-- Start DATA PROVIDED --

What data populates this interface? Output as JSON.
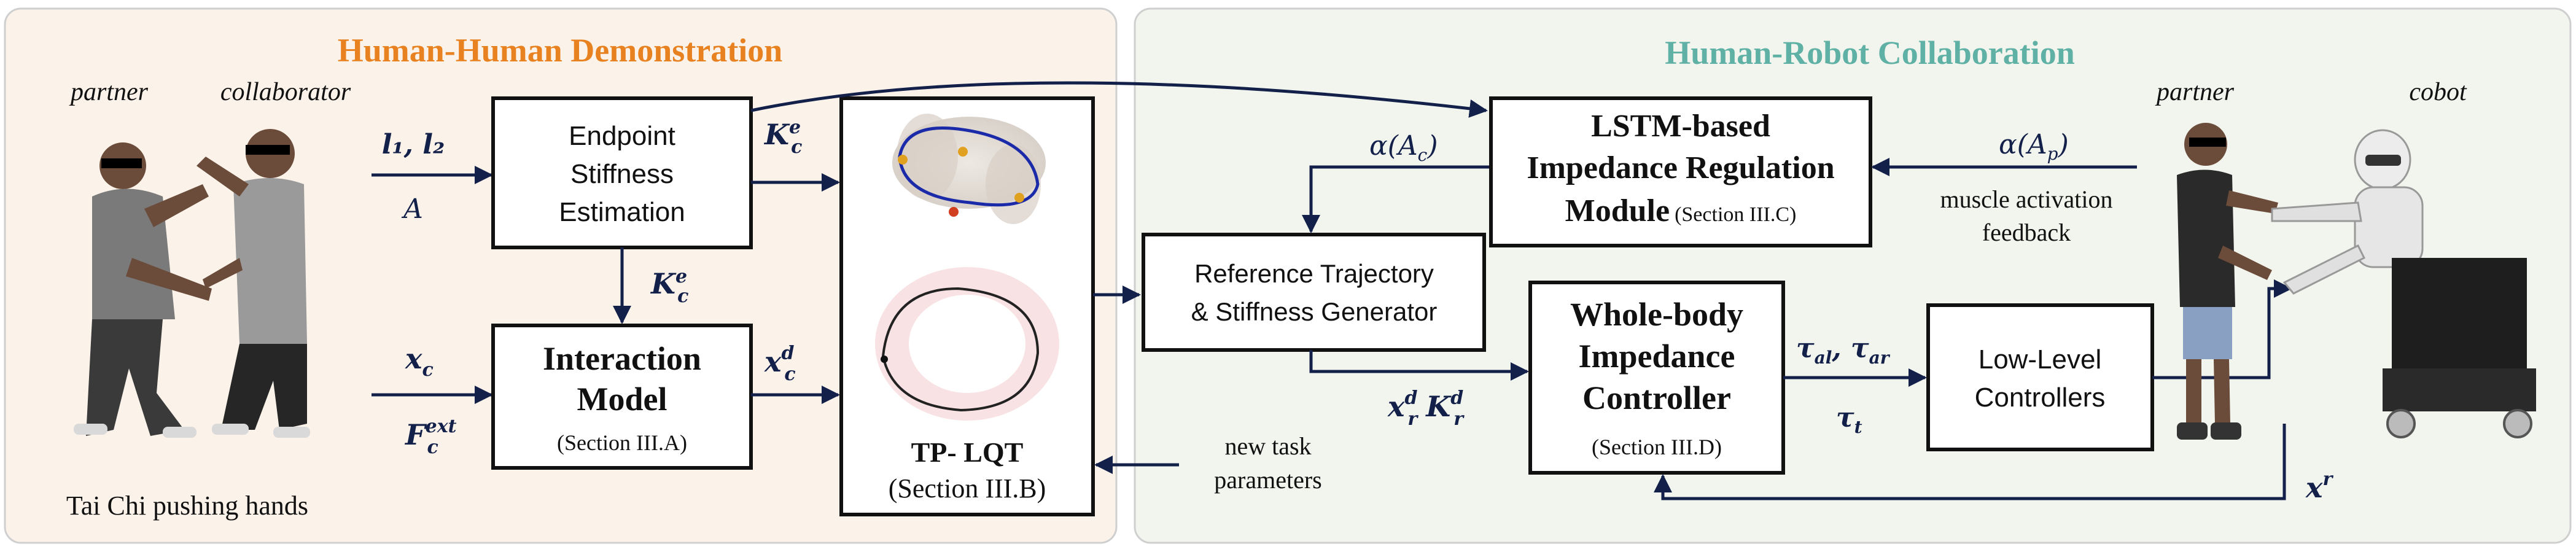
{
  "panels": {
    "left_title": "Human-Human Demonstration",
    "right_title": "Human-Robot Collaboration",
    "left_title_color": "#e8811f",
    "right_title_color": "#5fb0a5",
    "left_bg": "#fbf3ea",
    "right_bg": "#f2f5ee"
  },
  "people": {
    "partner_left": "partner",
    "collaborator": "collaborator",
    "caption": "Tai Chi pushing hands",
    "partner_right": "partner",
    "cobot": "cobot"
  },
  "boxes": {
    "endpoint": [
      "Endpoint",
      "Stiffness",
      "Estimation"
    ],
    "interaction_title": [
      "Interaction",
      "Model"
    ],
    "interaction_section": "(Section III.A)",
    "tplqt_title": "TP- LQT",
    "tplqt_section": "(Section III.B)",
    "reference": [
      "Reference Trajectory",
      "& Stiffness Generator"
    ],
    "lstm_title": [
      "LSTM-based",
      "Impedance Regulation"
    ],
    "lstm_module": "Module",
    "lstm_section": "(Section III.C)",
    "wbc_title": [
      "Whole-body",
      "Impedance",
      "Controller"
    ],
    "wbc_section": "(Section III.D)",
    "lowlevel": [
      "Low-Level",
      "Controllers"
    ]
  },
  "signals": {
    "l1l2": "l₁, l₂",
    "A": "A",
    "Kce_top": "K",
    "Kce_mid": "K",
    "xc": "x",
    "Fc": "F",
    "xcd": "x",
    "alpha_c": "α(A",
    "alpha_p": "α(A",
    "muscle": [
      "muscle activation",
      "feedback"
    ],
    "xr_kr": "x",
    "tau_alar": "τ",
    "tau_t": "τ",
    "new_task": [
      "new task",
      "parameters"
    ],
    "xr": "x"
  },
  "icons": [
    "robot-arm-icon",
    "human-figure-icon",
    "ellipsoid-plot-icon",
    "trajectory-plot-icon"
  ]
}
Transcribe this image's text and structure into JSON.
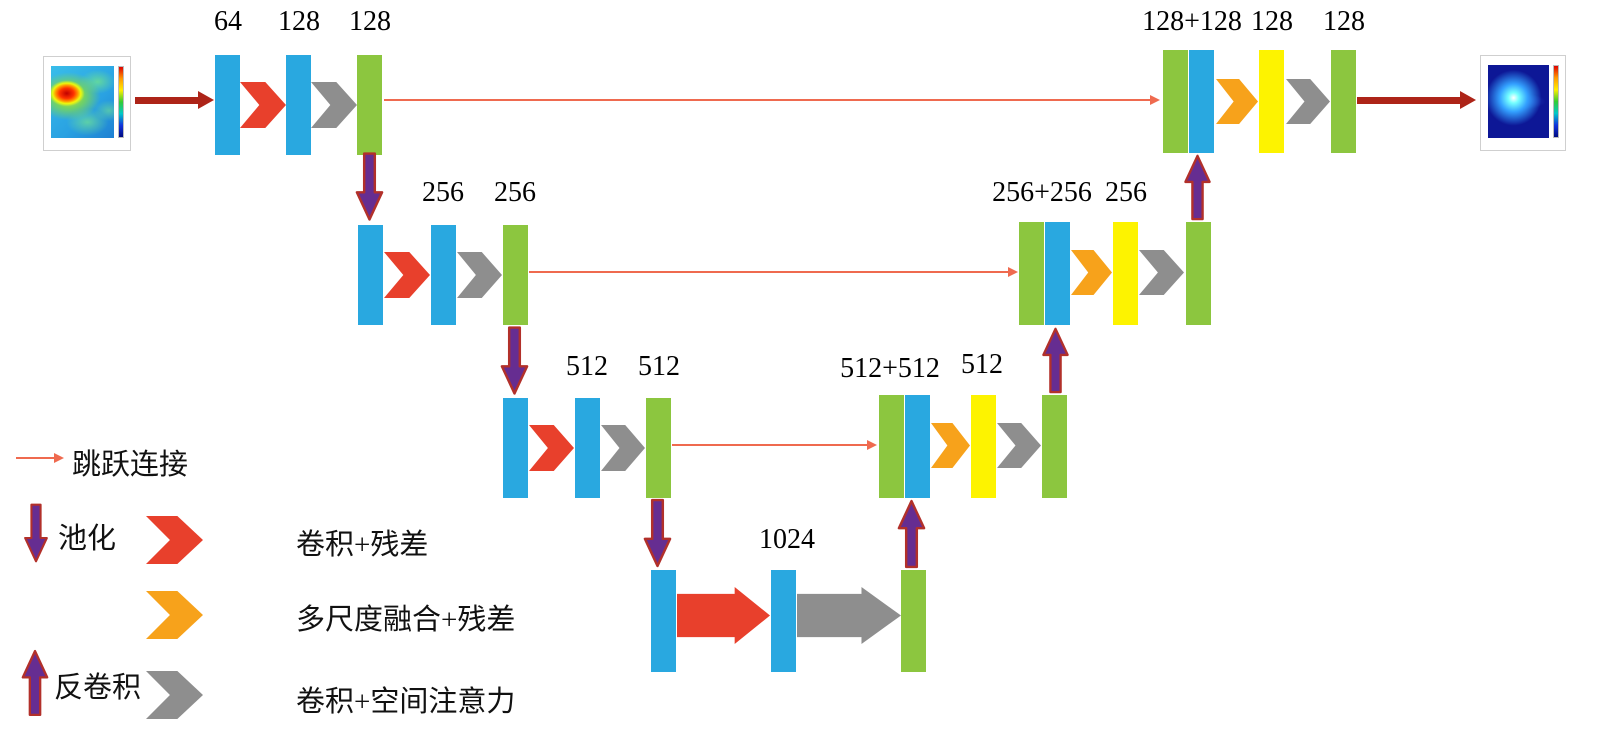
{
  "labels": {
    "enc1": [
      "64",
      "128",
      "128"
    ],
    "enc2": [
      "256",
      "256"
    ],
    "enc3": [
      "512",
      "512"
    ],
    "bottleneck": "1024",
    "dec3": [
      "512+512",
      "512"
    ],
    "dec2": [
      "256+256",
      "256"
    ],
    "dec1": [
      "128+128",
      "128",
      "128"
    ]
  },
  "legend": {
    "skip": "跳跃连接",
    "pool": "池化",
    "conv_residual": "卷积+残差",
    "fusion_residual": "多尺度融合+残差",
    "deconv": "反卷积",
    "conv_attention": "卷积+空间注意力"
  },
  "colors": {
    "c_blue": "#29a8e0",
    "c_green": "#8cc63f",
    "c_yellow": "#fdf300",
    "c_red": "#e8402c",
    "c_orange": "#f7a21b",
    "c_gray": "#8e8e8e",
    "c_purple": "#662d91",
    "c_purple_stroke": "#b2302a",
    "c_skip": "#ef6a4f",
    "c_io": "#ad2418"
  }
}
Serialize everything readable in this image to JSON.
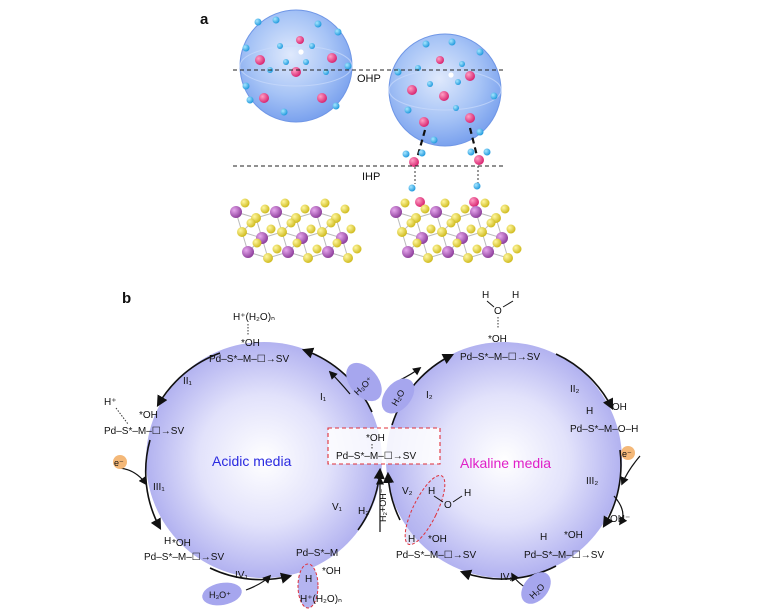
{
  "panel_a": {
    "label": "a",
    "ohp_label": "OHP",
    "ihp_label": "IHP"
  },
  "panel_b": {
    "label": "b",
    "center_oh": "*OH",
    "center_formula": "Pd–S*–M–☐→SV",
    "acidic": {
      "title": "Acidic media",
      "top_oh": "*OH",
      "top_formula": "Pd–S*–M–☐→SV",
      "top_h": "H⁺(H₂O)ₙ",
      "left_h": "H⁺",
      "left_oh": "*OH",
      "left_formula": "Pd–S*–M–☐→SV",
      "bottom_h": "H",
      "bottom_oh": "*OH",
      "bottom_formula": "Pd–S*–M–☐→SV",
      "br_formula": "Pd–S*–M",
      "br_oh": "*OH",
      "br_h": "H",
      "br_h2": "H⁺(H₂O)ₙ",
      "step_I": "I₁",
      "step_II": "II₁",
      "step_III": "III₁",
      "step_IV": "IV₁",
      "step_V": "V₁",
      "h2": "H₂",
      "electron": "e⁻",
      "h3o_top": "H₃O⁺",
      "h3o_bottom": "H₃O⁺"
    },
    "alkaline": {
      "title": "Alkaline media",
      "top_h1": "H",
      "top_o": "O",
      "top_h2": "H",
      "top_oh": "*OH",
      "top_formula": "Pd–S*–M–☐→SV",
      "right_h": "H",
      "right_oh": "*OH",
      "right_formula": "Pd–S*–M–O–H",
      "bottom_h": "H",
      "bottom_oh": "*OH",
      "bottom_formula": "Pd–S*–M–☐→SV",
      "bl_h1": "H",
      "bl_o": "O",
      "bl_h2": "H",
      "bl_h3": "H",
      "bl_oh": "*OH",
      "bl_formula": "Pd–S*–M–☐→SV",
      "step_I": "I₂",
      "step_II": "II₂",
      "step_III": "III₂",
      "step_IV": "IV₂",
      "step_V": "V₂",
      "h2_oh": "H₂+OH⁻",
      "electron": "e⁻",
      "oh_minus": "OH⁻",
      "h2o_top": "H₂O",
      "h2o_bottom": "H₂O"
    }
  },
  "colors": {
    "acidic_text": "#2a2ae0",
    "alkaline_text": "#e020c8",
    "circle_fill": "#b8b8f4",
    "sphere_fill": "#8fb4f2",
    "pink_atom": "#e0307a",
    "blue_atom": "#28a8e8",
    "sulfur": "#e6d632",
    "metal": "#a24fb0",
    "dashed_box": "#e0303a",
    "electron_fill": "#f4b878",
    "blob_fill": "#a6a6ee"
  }
}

-- End DATA PROVIDED --

In the entries above, count each line holding "this" and report the total and nothing more.

3